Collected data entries
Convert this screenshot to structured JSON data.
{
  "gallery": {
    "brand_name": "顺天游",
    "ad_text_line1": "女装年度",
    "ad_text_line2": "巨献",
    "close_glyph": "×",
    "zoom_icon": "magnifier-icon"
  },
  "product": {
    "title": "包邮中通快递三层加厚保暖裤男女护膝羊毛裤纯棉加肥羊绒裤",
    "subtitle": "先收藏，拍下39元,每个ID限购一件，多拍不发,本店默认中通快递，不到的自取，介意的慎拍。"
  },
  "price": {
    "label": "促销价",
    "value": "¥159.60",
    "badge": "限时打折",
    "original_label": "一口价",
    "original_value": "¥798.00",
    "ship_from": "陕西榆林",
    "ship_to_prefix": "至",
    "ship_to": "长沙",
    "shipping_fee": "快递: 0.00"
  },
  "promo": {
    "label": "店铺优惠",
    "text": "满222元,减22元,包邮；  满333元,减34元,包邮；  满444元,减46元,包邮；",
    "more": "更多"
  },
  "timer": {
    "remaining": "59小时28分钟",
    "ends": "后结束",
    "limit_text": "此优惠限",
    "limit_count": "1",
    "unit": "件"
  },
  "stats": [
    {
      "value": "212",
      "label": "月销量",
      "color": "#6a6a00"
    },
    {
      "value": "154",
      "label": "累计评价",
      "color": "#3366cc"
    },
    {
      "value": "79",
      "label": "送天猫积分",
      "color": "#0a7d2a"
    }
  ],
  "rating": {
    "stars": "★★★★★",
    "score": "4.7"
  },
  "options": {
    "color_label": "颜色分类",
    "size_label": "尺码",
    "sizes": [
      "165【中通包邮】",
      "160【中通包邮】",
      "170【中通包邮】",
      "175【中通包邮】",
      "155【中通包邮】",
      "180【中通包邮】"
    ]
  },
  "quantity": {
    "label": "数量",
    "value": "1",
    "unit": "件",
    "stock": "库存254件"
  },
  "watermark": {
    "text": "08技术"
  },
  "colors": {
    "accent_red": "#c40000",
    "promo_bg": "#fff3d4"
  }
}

To be done
Isolate the lines above that contain the word "中通包邮" and copy them.

Output for this task
      "165【中通包邮】",
      "160【中通包邮】",
      "170【中通包邮】",
      "175【中通包邮】",
      "155【中通包邮】",
      "180【中通包邮】"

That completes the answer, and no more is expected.